(Dataset items)

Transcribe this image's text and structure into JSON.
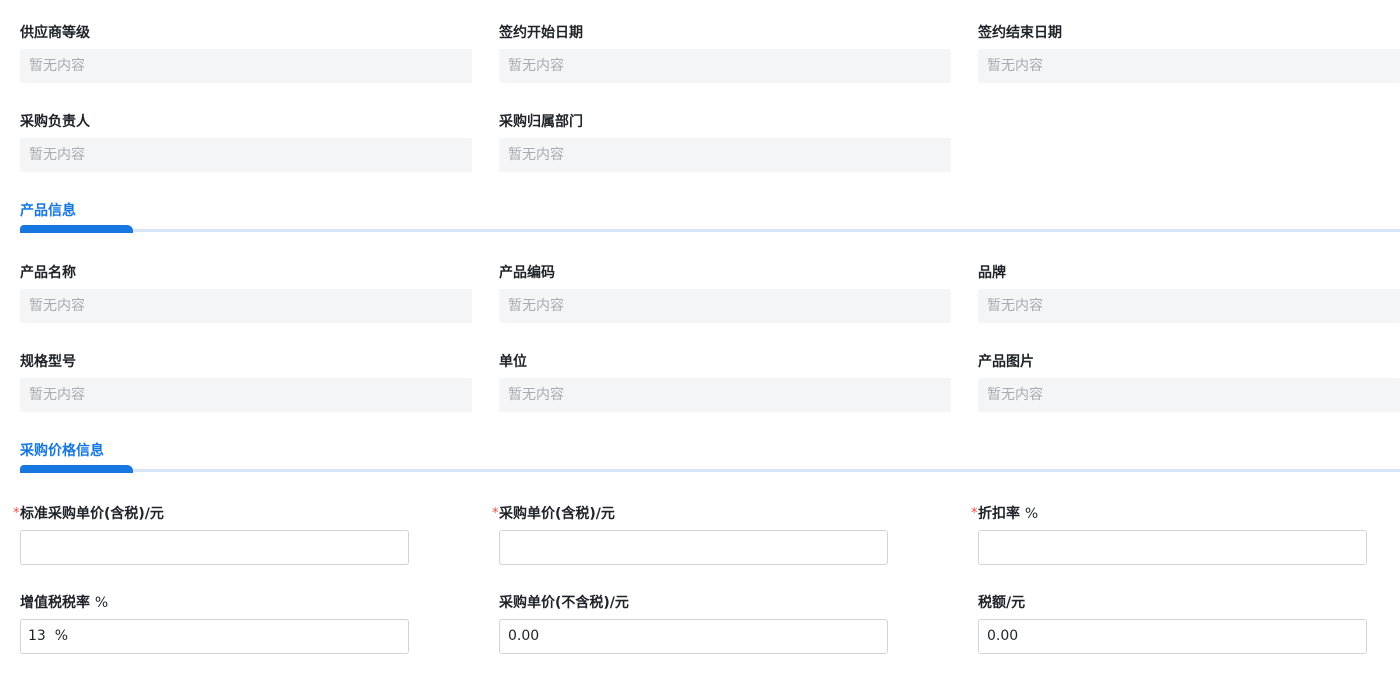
{
  "supplier": {
    "grade": {
      "label": "供应商等级",
      "value": "暂无内容"
    },
    "contract_start": {
      "label": "签约开始日期",
      "value": "暂无内容"
    },
    "contract_end": {
      "label": "签约结束日期",
      "value": "暂无内容"
    },
    "purchase_owner": {
      "label": "采购负责人",
      "value": "暂无内容"
    },
    "purchase_dept": {
      "label": "采购归属部门",
      "value": "暂无内容"
    }
  },
  "product_section": {
    "title": "产品信息",
    "name": {
      "label": "产品名称",
      "value": "暂无内容"
    },
    "code": {
      "label": "产品编码",
      "value": "暂无内容"
    },
    "brand": {
      "label": "品牌",
      "value": "暂无内容"
    },
    "spec": {
      "label": "规格型号",
      "value": "暂无内容"
    },
    "unit": {
      "label": "单位",
      "value": "暂无内容"
    },
    "image": {
      "label": "产品图片",
      "value": "暂无内容"
    }
  },
  "price_section": {
    "title": "采购价格信息",
    "required_mark": "*",
    "std_unit_price": {
      "label": "标准采购单价(含税)/元",
      "value": ""
    },
    "unit_price": {
      "label": "采购单价(含税)/元",
      "value": ""
    },
    "discount": {
      "label": "折扣率",
      "unit": "%",
      "value": ""
    },
    "vat_rate": {
      "label": "增值税税率",
      "unit": "%",
      "value": "13  %"
    },
    "unit_price_ex_tax": {
      "label": "采购单价(不含税)/元",
      "value": "0.00"
    },
    "tax_amount": {
      "label": "税额/元",
      "value": "0.00"
    }
  },
  "colors": {
    "accent": "#1677e0",
    "accent_track": "#d6e6f8",
    "readonly_bg": "#f4f5f7",
    "placeholder": "#a8abb2",
    "required": "#f54a45",
    "border": "#d0d3d9"
  }
}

### WHAT IS NEEDED
Repeat the data exactly, dropping every picture it holds.

### TASK SOLUTION
Transcribe this image's text and structure into JSON.
{
  "supplier": {
    "grade": {
      "label": "供应商等级",
      "value": "暂无内容"
    },
    "contract_start": {
      "label": "签约开始日期",
      "value": "暂无内容"
    },
    "contract_end": {
      "label": "签约结束日期",
      "value": "暂无内容"
    },
    "purchase_owner": {
      "label": "采购负责人",
      "value": "暂无内容"
    },
    "purchase_dept": {
      "label": "采购归属部门",
      "value": "暂无内容"
    }
  },
  "product_section": {
    "title": "产品信息",
    "name": {
      "label": "产品名称",
      "value": "暂无内容"
    },
    "code": {
      "label": "产品编码",
      "value": "暂无内容"
    },
    "brand": {
      "label": "品牌",
      "value": "暂无内容"
    },
    "spec": {
      "label": "规格型号",
      "value": "暂无内容"
    },
    "unit": {
      "label": "单位",
      "value": "暂无内容"
    },
    "image": {
      "label": "产品图片",
      "value": "暂无内容"
    }
  },
  "price_section": {
    "title": "采购价格信息",
    "required_mark": "*",
    "std_unit_price": {
      "label": "标准采购单价(含税)/元",
      "value": ""
    },
    "unit_price": {
      "label": "采购单价(含税)/元",
      "value": ""
    },
    "discount": {
      "label": "折扣率",
      "unit": "%",
      "value": ""
    },
    "vat_rate": {
      "label": "增值税税率",
      "unit": "%",
      "value": "13  %"
    },
    "unit_price_ex_tax": {
      "label": "采购单价(不含税)/元",
      "value": "0.00"
    },
    "tax_amount": {
      "label": "税额/元",
      "value": "0.00"
    }
  },
  "colors": {
    "accent": "#1677e0",
    "accent_track": "#d6e6f8",
    "readonly_bg": "#f4f5f7",
    "placeholder": "#a8abb2",
    "required": "#f54a45",
    "border": "#d0d3d9"
  }
}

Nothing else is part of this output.